What you will do: Each line below should be quoted exactly, please.

The records:

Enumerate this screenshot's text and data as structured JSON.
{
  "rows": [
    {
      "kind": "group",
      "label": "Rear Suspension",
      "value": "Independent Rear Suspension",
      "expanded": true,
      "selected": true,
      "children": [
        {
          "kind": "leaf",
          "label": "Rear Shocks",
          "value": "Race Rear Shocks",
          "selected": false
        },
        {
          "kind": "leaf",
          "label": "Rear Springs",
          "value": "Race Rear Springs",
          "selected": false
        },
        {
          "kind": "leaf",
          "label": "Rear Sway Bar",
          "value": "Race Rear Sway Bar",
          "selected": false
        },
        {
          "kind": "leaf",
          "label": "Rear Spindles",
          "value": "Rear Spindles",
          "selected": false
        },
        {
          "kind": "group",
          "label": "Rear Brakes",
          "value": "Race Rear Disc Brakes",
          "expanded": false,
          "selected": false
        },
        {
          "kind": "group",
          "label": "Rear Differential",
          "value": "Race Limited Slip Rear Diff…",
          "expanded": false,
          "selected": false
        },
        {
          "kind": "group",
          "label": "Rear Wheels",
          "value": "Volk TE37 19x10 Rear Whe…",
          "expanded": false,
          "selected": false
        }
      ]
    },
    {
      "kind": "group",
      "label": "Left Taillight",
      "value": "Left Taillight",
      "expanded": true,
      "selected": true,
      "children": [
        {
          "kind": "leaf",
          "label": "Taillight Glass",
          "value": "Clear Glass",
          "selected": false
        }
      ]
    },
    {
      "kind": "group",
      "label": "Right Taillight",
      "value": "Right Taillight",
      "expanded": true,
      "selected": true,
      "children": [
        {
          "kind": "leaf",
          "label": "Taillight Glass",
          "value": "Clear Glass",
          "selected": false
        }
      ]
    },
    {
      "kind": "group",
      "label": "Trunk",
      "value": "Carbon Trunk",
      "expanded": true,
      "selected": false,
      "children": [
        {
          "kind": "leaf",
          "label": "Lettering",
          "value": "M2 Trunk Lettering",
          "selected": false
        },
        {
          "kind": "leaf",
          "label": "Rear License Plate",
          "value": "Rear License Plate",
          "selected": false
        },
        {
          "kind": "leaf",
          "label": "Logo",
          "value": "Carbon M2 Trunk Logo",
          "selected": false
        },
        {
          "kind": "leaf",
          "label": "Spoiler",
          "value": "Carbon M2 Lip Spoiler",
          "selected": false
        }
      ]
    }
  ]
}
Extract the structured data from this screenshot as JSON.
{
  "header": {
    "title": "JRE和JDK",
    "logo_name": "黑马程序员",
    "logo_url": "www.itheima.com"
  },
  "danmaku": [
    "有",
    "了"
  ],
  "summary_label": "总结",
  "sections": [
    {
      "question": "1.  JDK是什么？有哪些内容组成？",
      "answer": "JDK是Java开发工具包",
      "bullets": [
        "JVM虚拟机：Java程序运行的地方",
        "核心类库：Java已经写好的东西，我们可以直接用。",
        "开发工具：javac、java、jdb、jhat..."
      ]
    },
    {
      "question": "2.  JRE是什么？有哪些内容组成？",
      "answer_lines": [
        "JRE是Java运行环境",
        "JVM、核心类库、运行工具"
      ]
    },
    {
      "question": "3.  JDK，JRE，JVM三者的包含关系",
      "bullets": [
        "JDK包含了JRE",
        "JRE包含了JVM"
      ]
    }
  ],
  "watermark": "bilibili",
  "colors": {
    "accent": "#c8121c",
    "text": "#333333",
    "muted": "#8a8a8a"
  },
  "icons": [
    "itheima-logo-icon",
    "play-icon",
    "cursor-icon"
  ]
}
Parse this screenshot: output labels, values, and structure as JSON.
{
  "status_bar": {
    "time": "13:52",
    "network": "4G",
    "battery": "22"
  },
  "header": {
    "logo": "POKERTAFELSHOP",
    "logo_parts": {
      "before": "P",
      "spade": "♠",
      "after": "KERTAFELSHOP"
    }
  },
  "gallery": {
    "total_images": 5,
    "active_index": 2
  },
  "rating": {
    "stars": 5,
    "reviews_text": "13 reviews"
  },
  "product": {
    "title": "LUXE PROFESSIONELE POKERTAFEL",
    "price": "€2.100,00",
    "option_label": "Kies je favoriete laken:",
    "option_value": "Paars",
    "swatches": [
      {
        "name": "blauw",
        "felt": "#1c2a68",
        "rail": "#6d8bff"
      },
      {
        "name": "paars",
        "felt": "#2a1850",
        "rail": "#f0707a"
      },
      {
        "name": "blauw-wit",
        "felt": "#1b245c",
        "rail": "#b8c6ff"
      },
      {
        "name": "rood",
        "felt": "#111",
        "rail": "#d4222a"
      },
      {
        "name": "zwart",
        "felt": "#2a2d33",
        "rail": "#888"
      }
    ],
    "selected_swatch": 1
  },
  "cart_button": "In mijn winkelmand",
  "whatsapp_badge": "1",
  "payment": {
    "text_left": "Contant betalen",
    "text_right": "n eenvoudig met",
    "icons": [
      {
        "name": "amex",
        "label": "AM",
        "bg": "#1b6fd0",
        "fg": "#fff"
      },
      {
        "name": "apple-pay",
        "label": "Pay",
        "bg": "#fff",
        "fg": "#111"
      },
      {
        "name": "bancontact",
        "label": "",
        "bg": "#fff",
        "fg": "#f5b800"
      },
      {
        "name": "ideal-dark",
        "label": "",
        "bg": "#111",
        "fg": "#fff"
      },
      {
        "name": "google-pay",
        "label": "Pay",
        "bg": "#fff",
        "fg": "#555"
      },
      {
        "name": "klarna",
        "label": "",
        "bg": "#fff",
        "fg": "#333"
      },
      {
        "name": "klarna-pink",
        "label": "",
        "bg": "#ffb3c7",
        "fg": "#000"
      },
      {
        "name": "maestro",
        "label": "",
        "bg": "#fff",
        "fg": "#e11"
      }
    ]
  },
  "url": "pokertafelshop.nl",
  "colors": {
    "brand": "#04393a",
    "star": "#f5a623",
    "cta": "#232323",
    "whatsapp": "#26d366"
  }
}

Exercise result:
Enumerate this screenshot's text and data as structured JSON.
{
  "rows": [
    {
      "kind": "group",
      "label": "Rear Suspension",
      "value": "Independent Rear Suspension",
      "expanded": true,
      "selected": true,
      "children": [
        {
          "kind": "leaf",
          "label": "Rear Shocks",
          "value": "Race Rear Shocks",
          "selected": false
        },
        {
          "kind": "leaf",
          "label": "Rear Springs",
          "value": "Race Rear Springs",
          "selected": false
        },
        {
          "kind": "leaf",
          "label": "Rear Sway Bar",
          "value": "Race Rear Sway Bar",
          "selected": false
        },
        {
          "kind": "leaf",
          "label": "Rear Spindles",
          "value": "Rear Spindles",
          "selected": false
        },
        {
          "kind": "group",
          "label": "Rear Brakes",
          "value": "Race Rear Disc Brakes",
          "expanded": false,
          "selected": false
        },
        {
          "kind": "group",
          "label": "Rear Differential",
          "value": "Race Limited Slip Rear Diff…",
          "expanded": false,
          "selected": false
        },
        {
          "kind": "group",
          "label": "Rear Wheels",
          "value": "Volk TE37 19x10 Rear Whe…",
          "expanded": false,
          "selected": false
        }
      ]
    },
    {
      "kind": "group",
      "label": "Left Taillight",
      "value": "Left Taillight",
      "expanded": true,
      "selected": true,
      "children": [
        {
          "kind": "leaf",
          "label": "Taillight Glass",
          "value": "Clear Glass",
          "selected": false
        }
      ]
    },
    {
      "kind": "group",
      "label": "Right Taillight",
      "value": "Right Taillight",
      "expanded": true,
      "selected": true,
      "children": [
        {
          "kind": "leaf",
          "label": "Taillight Glass",
          "value": "Clear Glass",
          "selected": false
        }
      ]
    },
    {
      "kind": "group",
      "label": "Trunk",
      "value": "Carbon Trunk",
      "expanded": true,
      "selected": false,
      "children": [
        {
          "kind": "leaf",
          "label": "Lettering",
          "value": "M2 Trunk Lettering",
          "selected": false
        },
        {
          "kind": "leaf",
          "label": "Rear License Plate",
          "value": "Rear License Plate",
          "selected": false
        },
        {
          "kind": "leaf",
          "label": "Logo",
          "value": "Carbon M2 Trunk Logo",
          "selected": false
        },
        {
          "kind": "leaf",
          "label": "Spoiler",
          "value": "Carbon M2 Lip Spoiler",
          "selected": false
        }
      ]
    }
  ]
}
Extract the structured data from this screenshot as JSON.
{
  "header": {
    "title": "JRE和JDK",
    "logo_name": "黑马程序员",
    "logo_url": "www.itheima.com"
  },
  "danmaku": [
    "有",
    "了"
  ],
  "summary_label": "总结",
  "sections": [
    {
      "question": "1.  JDK是什么？有哪些内容组成？",
      "answer": "JDK是Java开发工具包",
      "bullets": [
        "JVM虚拟机：Java程序运行的地方",
        "核心类库：Java已经写好的东西，我们可以直接用。",
        "开发工具：javac、java、jdb、jhat..."
      ]
    },
    {
      "question": "2.  JRE是什么？有哪些内容组成？",
      "answer_lines": [
        "JRE是Java运行环境",
        "JVM、核心类库、运行工具"
      ]
    },
    {
      "question": "3.  JDK，JRE，JVM三者的包含关系",
      "bullets": [
        "JDK包含了JRE",
        "JRE包含了JVM"
      ]
    }
  ],
  "watermark": "bilibili",
  "colors": {
    "accent": "#c8121c",
    "text": "#333333",
    "muted": "#8a8a8a"
  },
  "icons": [
    "itheima-logo-icon",
    "play-icon",
    "cursor-icon"
  ]
}
Parse this screenshot: output labels, values, and structure as JSON.
{
  "status_bar": {
    "time": "13:52",
    "network": "4G",
    "battery": "22"
  },
  "header": {
    "logo": "POKERTAFELSHOP",
    "logo_parts": {
      "before": "P",
      "spade": "♠",
      "after": "KERTAFELSHOP"
    }
  },
  "gallery": {
    "total_images": 5,
    "active_index": 2
  },
  "rating": {
    "stars": 5,
    "reviews_text": "13 reviews"
  },
  "product": {
    "title": "LUXE PROFESSIONELE POKERTAFEL",
    "price": "€2.100,00",
    "option_label": "Kies je favoriete laken:",
    "option_value": "Paars",
    "swatches": [
      {
        "name": "blauw",
        "felt": "#1c2a68",
        "rail": "#6d8bff"
      },
      {
        "name": "paars",
        "felt": "#2a1850",
        "rail": "#f0707a"
      },
      {
        "name": "blauw-wit",
        "felt": "#1b245c",
        "rail": "#b8c6ff"
      },
      {
        "name": "rood",
        "felt": "#111",
        "rail": "#d4222a"
      },
      {
        "name": "zwart",
        "felt": "#2a2d33",
        "rail": "#888"
      }
    ],
    "selected_swatch": 1
  },
  "cart_button": "In mijn winkelmand",
  "whatsapp_badge": "1",
  "payment": {
    "text_left": "Contant betalen",
    "text_right": "n eenvoudig met",
    "icons": [
      {
        "name": "amex",
        "label": "AM",
        "bg": "#1b6fd0",
        "fg": "#fff"
      },
      {
        "name": "apple-pay",
        "label": "Pay",
        "bg": "#fff",
        "fg": "#111"
      },
      {
        "name": "bancontact",
        "label": "",
        "bg": "#fff",
        "fg": "#f5b800"
      },
      {
        "name": "ideal-dark",
        "label": "",
        "bg": "#111",
        "fg": "#fff"
      },
      {
        "name": "google-pay",
        "label": "Pay",
        "bg": "#fff",
        "fg": "#555"
      },
      {
        "name": "klarna",
        "label": "",
        "bg": "#fff",
        "fg": "#333"
      },
      {
        "name": "klarna-pink",
        "label": "",
        "bg": "#ffb3c7",
        "fg": "#000"
      },
      {
        "name": "maestro",
        "label": "",
        "bg": "#fff",
        "fg": "#e11"
      }
    ]
  },
  "url": "pokertafelshop.nl",
  "colors": {
    "brand": "#04393a",
    "star": "#f5a623",
    "cta": "#232323",
    "whatsapp": "#26d366"
  }
}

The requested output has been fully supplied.